What you have to do: Show each line of the data below that has the string "text" in it.

Figure content listings
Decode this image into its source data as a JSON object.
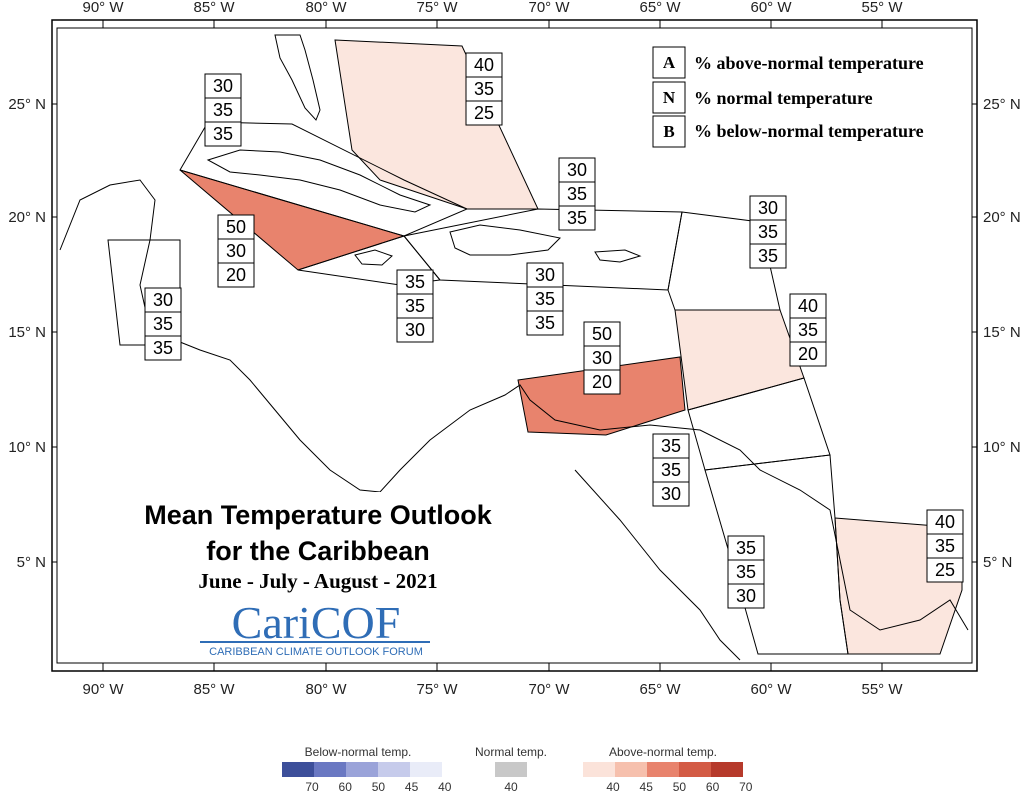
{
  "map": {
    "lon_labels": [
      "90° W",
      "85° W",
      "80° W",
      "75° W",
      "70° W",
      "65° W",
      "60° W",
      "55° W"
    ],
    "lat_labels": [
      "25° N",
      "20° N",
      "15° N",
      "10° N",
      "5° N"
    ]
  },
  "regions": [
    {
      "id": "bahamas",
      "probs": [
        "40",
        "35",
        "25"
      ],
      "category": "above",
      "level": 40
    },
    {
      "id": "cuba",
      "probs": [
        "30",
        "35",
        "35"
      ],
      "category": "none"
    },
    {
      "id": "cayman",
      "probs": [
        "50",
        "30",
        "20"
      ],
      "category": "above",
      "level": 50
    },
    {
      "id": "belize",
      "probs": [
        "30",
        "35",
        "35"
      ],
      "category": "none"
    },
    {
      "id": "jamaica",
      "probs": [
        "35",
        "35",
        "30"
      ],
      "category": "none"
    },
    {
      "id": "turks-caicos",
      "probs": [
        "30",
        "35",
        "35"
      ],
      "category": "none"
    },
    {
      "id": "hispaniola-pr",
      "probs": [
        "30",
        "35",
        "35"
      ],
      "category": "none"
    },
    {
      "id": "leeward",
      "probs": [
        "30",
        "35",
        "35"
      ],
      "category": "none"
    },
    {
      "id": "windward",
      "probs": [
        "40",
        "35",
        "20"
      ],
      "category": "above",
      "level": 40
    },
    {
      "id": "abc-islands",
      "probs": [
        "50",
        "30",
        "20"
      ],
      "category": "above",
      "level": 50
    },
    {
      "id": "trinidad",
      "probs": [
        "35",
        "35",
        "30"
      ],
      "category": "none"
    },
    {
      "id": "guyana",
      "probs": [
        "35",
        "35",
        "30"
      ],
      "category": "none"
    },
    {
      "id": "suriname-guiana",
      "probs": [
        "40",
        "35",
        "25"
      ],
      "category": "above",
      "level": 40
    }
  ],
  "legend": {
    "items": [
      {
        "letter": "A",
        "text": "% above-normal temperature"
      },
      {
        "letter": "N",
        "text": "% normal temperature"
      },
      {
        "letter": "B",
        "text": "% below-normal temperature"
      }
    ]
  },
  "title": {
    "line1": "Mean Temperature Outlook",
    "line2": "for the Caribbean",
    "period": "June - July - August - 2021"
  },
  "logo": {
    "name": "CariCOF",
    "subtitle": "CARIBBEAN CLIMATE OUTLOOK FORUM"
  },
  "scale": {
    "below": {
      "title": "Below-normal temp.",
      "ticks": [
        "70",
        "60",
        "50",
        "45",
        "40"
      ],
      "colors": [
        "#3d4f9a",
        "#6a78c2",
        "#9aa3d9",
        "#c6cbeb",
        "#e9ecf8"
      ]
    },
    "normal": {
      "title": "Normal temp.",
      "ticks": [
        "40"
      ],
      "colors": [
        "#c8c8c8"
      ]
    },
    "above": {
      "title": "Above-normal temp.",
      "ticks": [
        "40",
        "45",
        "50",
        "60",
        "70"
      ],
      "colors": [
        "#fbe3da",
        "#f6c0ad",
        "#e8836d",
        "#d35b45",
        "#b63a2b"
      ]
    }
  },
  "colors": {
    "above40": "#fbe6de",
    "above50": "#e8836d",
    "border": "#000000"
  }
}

* * *

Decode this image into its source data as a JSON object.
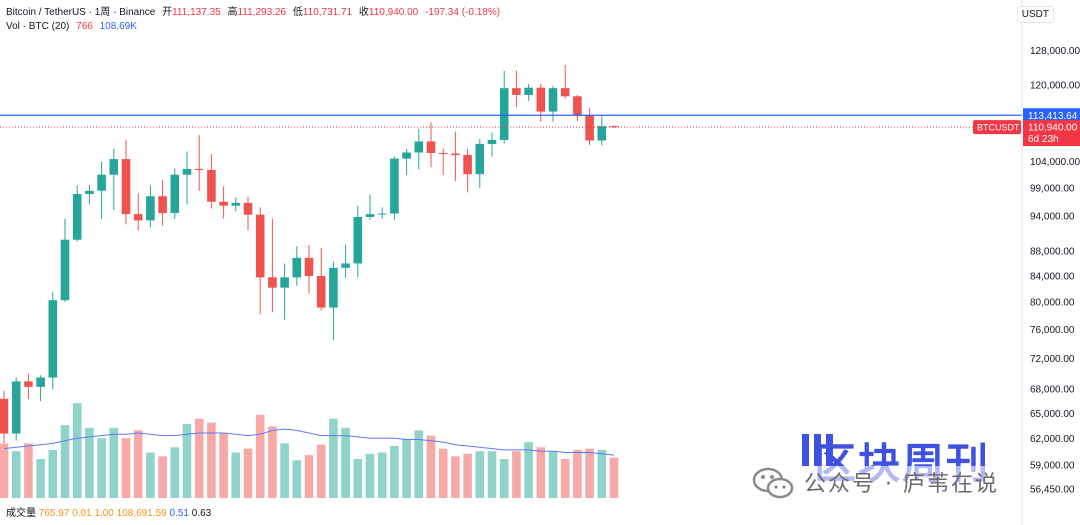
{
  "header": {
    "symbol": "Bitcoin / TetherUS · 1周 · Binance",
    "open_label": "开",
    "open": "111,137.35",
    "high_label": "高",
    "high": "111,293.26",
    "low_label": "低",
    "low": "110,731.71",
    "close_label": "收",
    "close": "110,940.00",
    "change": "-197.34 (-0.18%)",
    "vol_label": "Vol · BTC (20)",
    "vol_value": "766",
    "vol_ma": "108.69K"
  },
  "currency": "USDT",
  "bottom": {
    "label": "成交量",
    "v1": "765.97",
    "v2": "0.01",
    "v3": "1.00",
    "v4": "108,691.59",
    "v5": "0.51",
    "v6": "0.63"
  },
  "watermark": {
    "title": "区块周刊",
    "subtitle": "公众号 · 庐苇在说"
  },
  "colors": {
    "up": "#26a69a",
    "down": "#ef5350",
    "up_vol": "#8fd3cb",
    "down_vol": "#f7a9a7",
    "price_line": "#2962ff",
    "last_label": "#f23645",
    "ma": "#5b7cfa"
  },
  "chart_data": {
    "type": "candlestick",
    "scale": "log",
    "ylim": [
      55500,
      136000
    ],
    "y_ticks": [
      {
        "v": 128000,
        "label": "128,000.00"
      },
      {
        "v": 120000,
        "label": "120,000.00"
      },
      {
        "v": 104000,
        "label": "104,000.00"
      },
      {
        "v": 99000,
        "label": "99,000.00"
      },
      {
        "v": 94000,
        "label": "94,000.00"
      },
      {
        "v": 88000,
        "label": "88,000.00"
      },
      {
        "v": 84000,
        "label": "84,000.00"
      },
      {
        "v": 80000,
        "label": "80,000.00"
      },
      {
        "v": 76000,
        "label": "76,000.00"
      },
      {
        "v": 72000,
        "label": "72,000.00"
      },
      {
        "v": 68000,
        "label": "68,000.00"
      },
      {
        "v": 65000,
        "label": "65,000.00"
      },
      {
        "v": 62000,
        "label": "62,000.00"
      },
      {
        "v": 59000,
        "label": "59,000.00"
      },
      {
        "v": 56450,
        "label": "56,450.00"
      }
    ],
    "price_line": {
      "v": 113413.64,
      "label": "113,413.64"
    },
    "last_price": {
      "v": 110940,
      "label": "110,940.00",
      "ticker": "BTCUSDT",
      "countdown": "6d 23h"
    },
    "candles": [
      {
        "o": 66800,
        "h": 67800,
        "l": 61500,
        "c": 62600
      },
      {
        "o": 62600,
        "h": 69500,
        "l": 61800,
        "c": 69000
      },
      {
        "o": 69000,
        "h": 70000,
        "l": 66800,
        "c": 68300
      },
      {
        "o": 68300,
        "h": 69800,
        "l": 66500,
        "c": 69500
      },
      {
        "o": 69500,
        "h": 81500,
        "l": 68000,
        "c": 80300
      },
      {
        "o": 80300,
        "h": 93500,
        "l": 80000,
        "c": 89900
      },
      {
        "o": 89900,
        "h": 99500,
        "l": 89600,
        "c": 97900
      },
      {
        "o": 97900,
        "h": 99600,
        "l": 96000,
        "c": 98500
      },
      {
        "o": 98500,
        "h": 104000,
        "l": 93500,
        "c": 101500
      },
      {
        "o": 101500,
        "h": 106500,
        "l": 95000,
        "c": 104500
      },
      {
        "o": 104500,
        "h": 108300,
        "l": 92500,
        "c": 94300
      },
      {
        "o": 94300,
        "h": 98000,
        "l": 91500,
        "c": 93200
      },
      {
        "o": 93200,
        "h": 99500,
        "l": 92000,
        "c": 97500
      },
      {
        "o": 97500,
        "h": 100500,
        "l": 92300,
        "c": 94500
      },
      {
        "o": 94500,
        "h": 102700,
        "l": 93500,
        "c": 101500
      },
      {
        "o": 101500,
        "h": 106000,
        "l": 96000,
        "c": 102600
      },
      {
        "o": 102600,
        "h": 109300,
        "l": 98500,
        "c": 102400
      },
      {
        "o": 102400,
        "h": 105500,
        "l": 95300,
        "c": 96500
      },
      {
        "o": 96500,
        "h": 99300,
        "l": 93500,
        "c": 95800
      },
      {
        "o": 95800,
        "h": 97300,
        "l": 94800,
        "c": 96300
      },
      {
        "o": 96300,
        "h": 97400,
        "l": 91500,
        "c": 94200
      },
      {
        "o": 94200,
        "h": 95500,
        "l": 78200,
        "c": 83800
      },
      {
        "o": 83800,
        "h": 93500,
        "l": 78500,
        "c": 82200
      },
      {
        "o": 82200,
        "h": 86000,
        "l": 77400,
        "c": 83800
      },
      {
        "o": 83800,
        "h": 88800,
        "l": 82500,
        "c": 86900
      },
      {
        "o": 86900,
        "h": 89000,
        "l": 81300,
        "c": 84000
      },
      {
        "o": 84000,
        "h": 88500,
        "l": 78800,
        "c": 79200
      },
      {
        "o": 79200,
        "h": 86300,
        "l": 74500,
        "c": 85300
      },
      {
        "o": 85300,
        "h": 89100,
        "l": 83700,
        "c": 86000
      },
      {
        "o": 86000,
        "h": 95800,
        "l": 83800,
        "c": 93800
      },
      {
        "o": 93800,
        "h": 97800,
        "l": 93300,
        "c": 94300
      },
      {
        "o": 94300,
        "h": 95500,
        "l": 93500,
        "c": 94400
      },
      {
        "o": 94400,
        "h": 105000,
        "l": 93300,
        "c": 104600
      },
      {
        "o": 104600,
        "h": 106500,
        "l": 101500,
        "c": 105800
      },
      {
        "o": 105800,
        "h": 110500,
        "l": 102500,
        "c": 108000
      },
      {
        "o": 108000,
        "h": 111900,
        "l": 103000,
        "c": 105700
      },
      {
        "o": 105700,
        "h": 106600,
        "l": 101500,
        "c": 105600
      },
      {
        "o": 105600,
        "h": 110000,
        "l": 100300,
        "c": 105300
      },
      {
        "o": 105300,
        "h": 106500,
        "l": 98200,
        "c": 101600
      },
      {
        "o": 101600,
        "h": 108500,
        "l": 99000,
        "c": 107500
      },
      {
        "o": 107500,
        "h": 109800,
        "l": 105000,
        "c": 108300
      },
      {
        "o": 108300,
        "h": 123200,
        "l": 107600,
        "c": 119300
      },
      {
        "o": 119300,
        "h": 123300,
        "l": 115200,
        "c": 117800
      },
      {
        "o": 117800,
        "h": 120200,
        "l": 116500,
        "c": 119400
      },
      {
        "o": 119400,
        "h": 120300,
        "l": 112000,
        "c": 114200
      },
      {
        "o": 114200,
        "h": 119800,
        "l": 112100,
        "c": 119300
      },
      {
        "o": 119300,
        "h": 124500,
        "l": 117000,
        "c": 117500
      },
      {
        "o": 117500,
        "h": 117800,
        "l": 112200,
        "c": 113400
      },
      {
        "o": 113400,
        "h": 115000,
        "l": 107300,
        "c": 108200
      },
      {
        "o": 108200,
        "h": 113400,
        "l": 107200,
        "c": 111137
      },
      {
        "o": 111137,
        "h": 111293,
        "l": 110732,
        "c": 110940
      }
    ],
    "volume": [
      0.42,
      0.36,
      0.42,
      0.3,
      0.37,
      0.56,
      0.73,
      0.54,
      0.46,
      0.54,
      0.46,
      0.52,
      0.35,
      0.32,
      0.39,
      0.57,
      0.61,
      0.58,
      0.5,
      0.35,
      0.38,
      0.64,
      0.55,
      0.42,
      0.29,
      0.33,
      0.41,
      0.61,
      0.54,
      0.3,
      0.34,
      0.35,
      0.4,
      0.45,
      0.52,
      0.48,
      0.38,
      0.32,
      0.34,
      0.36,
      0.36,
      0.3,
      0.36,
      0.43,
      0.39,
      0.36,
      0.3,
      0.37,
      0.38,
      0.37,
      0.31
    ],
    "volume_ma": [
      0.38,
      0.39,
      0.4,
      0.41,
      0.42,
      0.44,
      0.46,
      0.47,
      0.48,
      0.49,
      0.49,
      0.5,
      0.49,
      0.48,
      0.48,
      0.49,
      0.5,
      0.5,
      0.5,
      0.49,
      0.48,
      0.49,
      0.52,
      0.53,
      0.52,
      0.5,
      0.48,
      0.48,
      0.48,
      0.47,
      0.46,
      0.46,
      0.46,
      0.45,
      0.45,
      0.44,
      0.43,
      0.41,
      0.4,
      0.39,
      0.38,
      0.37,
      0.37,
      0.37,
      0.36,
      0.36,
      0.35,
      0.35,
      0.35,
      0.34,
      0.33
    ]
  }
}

Answer below:
        "text": "% above-normal temperature"
        "text": "% normal temperature"
        "text": "% below-normal temperature"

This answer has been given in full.